::: DATA ROWS :::

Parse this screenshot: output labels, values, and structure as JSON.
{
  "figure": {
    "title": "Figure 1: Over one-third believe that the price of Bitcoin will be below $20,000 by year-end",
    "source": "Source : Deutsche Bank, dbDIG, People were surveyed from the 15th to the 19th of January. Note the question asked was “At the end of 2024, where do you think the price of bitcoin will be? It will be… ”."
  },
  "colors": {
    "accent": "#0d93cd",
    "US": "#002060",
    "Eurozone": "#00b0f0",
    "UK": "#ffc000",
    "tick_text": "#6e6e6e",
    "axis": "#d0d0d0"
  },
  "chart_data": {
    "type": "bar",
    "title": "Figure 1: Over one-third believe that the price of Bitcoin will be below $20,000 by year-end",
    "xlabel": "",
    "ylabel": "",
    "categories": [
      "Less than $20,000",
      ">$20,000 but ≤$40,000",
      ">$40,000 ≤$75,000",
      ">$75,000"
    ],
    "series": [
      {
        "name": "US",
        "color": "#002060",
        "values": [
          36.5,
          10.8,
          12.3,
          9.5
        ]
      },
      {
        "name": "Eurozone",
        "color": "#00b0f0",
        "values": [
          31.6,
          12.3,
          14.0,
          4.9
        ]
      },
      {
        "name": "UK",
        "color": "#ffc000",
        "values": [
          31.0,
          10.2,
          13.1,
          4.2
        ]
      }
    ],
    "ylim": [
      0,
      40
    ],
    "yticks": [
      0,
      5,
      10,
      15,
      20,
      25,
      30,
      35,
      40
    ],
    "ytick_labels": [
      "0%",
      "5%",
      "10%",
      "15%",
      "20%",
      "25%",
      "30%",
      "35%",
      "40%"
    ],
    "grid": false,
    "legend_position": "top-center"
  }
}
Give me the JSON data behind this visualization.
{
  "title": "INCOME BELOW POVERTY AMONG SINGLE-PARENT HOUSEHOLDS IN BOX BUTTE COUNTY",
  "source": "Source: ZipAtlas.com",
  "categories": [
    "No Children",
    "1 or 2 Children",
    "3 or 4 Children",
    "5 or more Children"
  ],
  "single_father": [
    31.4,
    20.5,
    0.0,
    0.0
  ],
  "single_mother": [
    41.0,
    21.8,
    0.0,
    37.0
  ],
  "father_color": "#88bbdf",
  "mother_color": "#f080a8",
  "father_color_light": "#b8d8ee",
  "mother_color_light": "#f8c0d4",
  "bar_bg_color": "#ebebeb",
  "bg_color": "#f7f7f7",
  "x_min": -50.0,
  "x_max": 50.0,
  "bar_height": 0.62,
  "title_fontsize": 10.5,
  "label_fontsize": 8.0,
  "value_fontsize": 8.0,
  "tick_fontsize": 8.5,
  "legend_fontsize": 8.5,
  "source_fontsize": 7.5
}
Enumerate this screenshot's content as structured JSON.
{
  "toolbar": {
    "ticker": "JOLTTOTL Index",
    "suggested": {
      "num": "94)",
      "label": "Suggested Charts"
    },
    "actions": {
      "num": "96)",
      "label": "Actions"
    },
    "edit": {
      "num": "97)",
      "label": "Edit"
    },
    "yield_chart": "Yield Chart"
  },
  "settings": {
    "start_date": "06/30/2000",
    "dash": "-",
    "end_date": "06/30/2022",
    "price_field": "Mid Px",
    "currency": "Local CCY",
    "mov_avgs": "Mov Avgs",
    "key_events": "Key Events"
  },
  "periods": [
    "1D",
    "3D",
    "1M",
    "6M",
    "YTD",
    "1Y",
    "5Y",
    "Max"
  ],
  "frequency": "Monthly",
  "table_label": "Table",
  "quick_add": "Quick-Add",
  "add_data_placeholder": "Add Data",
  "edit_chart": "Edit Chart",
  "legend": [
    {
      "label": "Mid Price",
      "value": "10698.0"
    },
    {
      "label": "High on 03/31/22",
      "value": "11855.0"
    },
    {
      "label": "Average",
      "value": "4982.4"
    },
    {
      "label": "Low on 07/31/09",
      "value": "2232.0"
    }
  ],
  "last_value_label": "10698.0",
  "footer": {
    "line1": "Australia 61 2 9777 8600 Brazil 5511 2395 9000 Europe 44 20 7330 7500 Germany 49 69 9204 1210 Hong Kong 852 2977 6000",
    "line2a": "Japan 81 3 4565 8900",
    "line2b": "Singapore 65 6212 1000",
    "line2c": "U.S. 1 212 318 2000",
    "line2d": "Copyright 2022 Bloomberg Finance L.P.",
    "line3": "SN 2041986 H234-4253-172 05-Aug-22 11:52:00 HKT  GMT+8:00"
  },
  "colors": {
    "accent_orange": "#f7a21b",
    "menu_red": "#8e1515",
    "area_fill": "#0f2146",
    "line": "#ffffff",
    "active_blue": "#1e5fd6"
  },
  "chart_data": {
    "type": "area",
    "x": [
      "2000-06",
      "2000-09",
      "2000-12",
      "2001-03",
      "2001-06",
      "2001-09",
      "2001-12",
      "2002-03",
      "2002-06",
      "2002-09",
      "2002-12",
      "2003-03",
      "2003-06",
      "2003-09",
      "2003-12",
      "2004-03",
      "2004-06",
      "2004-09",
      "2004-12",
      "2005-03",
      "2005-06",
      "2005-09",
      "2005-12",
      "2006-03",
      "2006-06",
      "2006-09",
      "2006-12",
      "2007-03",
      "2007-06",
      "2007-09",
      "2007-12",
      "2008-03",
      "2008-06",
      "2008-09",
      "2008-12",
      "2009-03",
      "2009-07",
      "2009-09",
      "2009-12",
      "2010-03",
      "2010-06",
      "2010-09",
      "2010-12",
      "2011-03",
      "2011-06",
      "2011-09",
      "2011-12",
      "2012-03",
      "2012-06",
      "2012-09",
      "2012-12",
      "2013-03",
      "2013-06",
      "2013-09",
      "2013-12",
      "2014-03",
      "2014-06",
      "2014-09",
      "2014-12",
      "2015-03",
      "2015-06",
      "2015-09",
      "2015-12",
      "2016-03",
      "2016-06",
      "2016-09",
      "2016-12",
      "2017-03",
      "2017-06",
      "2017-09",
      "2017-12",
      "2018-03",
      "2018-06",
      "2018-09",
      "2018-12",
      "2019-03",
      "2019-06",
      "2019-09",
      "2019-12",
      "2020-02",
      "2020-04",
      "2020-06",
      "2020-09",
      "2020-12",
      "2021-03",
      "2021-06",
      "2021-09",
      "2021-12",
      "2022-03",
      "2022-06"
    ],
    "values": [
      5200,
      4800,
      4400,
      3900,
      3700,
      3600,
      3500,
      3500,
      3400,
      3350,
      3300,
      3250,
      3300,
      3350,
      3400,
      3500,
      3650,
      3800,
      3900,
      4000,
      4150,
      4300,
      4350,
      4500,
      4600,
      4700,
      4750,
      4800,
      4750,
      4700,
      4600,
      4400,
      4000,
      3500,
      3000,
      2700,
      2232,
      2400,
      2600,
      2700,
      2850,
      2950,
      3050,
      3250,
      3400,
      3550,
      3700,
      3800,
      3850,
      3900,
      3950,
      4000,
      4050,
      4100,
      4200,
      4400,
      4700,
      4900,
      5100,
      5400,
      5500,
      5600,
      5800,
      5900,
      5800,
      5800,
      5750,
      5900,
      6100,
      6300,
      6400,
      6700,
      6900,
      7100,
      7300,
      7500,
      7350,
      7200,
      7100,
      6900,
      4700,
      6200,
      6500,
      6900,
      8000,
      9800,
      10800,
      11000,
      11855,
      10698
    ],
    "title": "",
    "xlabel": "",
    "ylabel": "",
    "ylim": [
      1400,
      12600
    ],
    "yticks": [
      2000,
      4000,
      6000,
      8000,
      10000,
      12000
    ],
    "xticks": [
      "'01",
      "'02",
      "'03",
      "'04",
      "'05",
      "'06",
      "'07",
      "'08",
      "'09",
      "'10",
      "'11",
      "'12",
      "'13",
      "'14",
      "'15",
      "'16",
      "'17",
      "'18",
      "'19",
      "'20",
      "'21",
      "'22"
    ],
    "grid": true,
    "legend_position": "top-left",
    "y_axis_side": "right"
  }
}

:::

TASK DETAILS
List all lines from the entries that include the word "JSON".

REPLY TO THE TASK
Parse this screenshot: output labels, values, and structure as JSON.
Give me the JSON data behind this visualization.
Enumerate this screenshot's content as structured JSON.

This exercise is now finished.